Stored records:

# # #

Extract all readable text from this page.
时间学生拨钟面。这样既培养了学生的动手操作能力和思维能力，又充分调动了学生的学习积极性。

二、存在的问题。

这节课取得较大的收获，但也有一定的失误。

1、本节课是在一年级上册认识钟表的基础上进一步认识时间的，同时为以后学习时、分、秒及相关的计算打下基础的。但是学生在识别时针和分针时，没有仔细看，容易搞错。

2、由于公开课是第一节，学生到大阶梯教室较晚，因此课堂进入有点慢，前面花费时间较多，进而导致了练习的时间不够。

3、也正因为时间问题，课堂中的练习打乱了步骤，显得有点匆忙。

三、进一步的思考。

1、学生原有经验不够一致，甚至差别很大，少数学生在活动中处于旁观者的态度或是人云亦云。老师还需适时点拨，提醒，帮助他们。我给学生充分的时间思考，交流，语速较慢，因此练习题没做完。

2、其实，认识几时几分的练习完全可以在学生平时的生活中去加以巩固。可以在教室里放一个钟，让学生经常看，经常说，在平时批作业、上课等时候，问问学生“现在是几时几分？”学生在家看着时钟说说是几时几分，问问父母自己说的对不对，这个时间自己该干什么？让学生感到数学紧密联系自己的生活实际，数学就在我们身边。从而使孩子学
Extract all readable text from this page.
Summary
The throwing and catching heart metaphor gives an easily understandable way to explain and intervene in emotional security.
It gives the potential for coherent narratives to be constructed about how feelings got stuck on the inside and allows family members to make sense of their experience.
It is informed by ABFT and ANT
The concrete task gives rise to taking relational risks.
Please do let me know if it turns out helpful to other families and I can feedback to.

# # #

*Task to carry out:*
Show the data once more, exactly as it was written.

*Full answer:*
Extract all readable text from this page.
时间学生拨钟面。这样既培养了学生的动手操作能力和思维能力，又充分调动了学生的学习积极性。

二、存在的问题。

这节课取得较大的收获，但也有一定的失误。

1、本节课是在一年级上册认识钟表的基础上进一步认识时间的，同时为以后学习时、分、秒及相关的计算打下基础的。但是学生在识别时针和分针时，没有仔细看，容易搞错。

2、由于公开课是第一节，学生到大阶梯教室较晚，因此课堂进入有点慢，前面花费时间较多，进而导致了练习的时间不够。

3、也正因为时间问题，课堂中的练习打乱了步骤，显得有点匆忙。

三、进一步的思考。

1、学生原有经验不够一致，甚至差别很大，少数学生在活动中处于旁观者的态度或是人云亦云。老师还需适时点拨，提醒，帮助他们。我给学生充分的时间思考，交流，语速较慢，因此练习题没做完。

2、其实，认识几时几分的练习完全可以在学生平时的生活中去加以巩固。可以在教室里放一个钟，让学生经常看，经常说，在平时批作业、上课等时候，问问学生“现在是几时几分？”学生在家看着时钟说说是几时几分，问问父母自己说的对不对，这个时间自己该干什么？让学生感到数学紧密联系自己的生活实际，数学就在我们身边。从而使孩子学
Extract all readable text from this page.
Summary
The throwing and catching heart metaphor gives an easily understandable way to explain and intervene in emotional security.
It gives the potential for coherent narratives to be constructed about how feelings got stuck on the inside and allows family members to make sense of their experience.
It is informed by ABFT and ANT
The concrete task gives rise to taking relational risks.
Please do let me know if it turns out helpful to other families and I can feedback to.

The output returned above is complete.